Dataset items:
============================================================

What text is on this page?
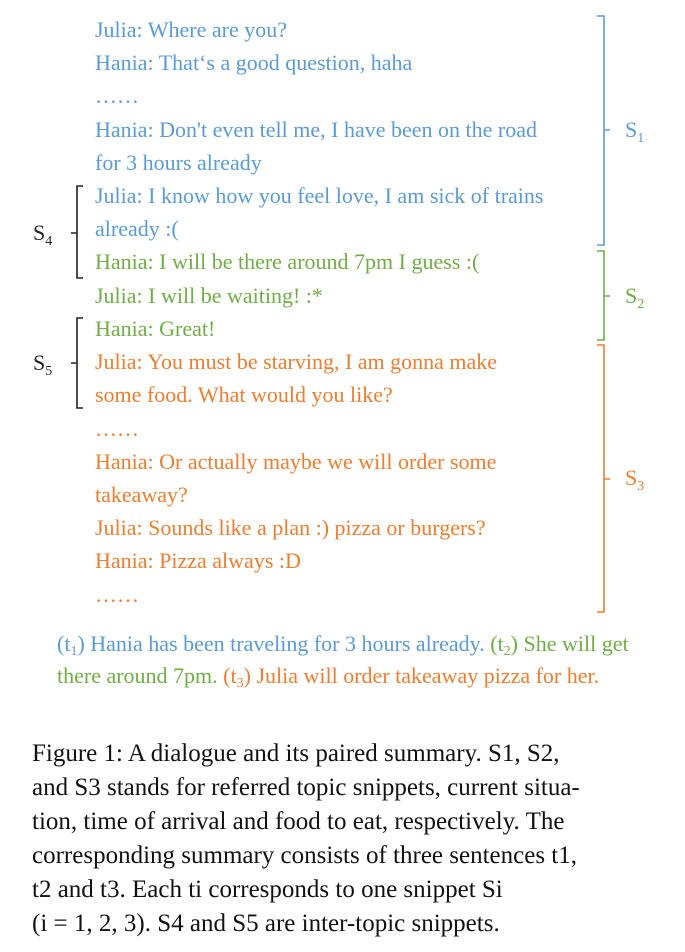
Julia: Where are you?
Hania: That‘s a good question, haha
……
Hania: Don't even tell me, I have been on the road
for 3 hours already
Julia: I know how you feel love, I am sick of trains
already :(
Hania: I will be there around 7pm I guess :(
Julia: I will be waiting! :*
Hania: Great!
Julia: You must be starving, I am gonna make
some food. What would you like?
……
Hania: Or actually maybe we will order some
takeaway?
Julia: Sounds like a plan :) pizza or burgers?
Hania: Pizza always :D
……
$S_1$
$S_2$
$S_3$
$S_4$
$S_5$
$(t_1)$ Hania has been traveling for 3 hours already. $(t_2)$ She will get there around 7pm. $(t_3)$ Julia will order takeaway pizza for her.

Figure 1: A dialogue and its paired summary. S1, S2,

and S3 stands for referred topic snippets, current situa-

tion, time of arrival and food to eat, respectively. The

corresponding summary consists of three sentences t1,

t2 and t3. Each ti corresponds to one snippet Si

(i = 1, 2, 3). S4 and S5 are inter-topic snippets.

============================================================

→ **Aim**:
Without including any pictures, output all the entries above exactly.

→ **Final answer**:
What text is on this page?
Julia: Where are you?
Hania: That‘s a good question, haha
……
Hania: Don't even tell me, I have been on the road
for 3 hours already
Julia: I know how you feel love, I am sick of trains
already :(
Hania: I will be there around 7pm I guess :(
Julia: I will be waiting! :*
Hania: Great!
Julia: You must be starving, I am gonna make
some food. What would you like?
……
Hania: Or actually maybe we will order some
takeaway?
Julia: Sounds like a plan :) pizza or burgers?
Hania: Pizza always :D
……
$S_1$
$S_2$
$S_3$
$S_4$
$S_5$
$(t_1)$ Hania has been traveling for 3 hours already. $(t_2)$ She will get there around 7pm. $(t_3)$ Julia will order takeaway pizza for her.

Figure 1: A dialogue and its paired summary. S1, S2,

and S3 stands for referred topic snippets, current situa-

tion, time of arrival and food to eat, respectively. The

corresponding summary consists of three sentences t1,

t2 and t3. Each ti corresponds to one snippet Si

(i = 1, 2, 3). S4 and S5 are inter-topic snippets.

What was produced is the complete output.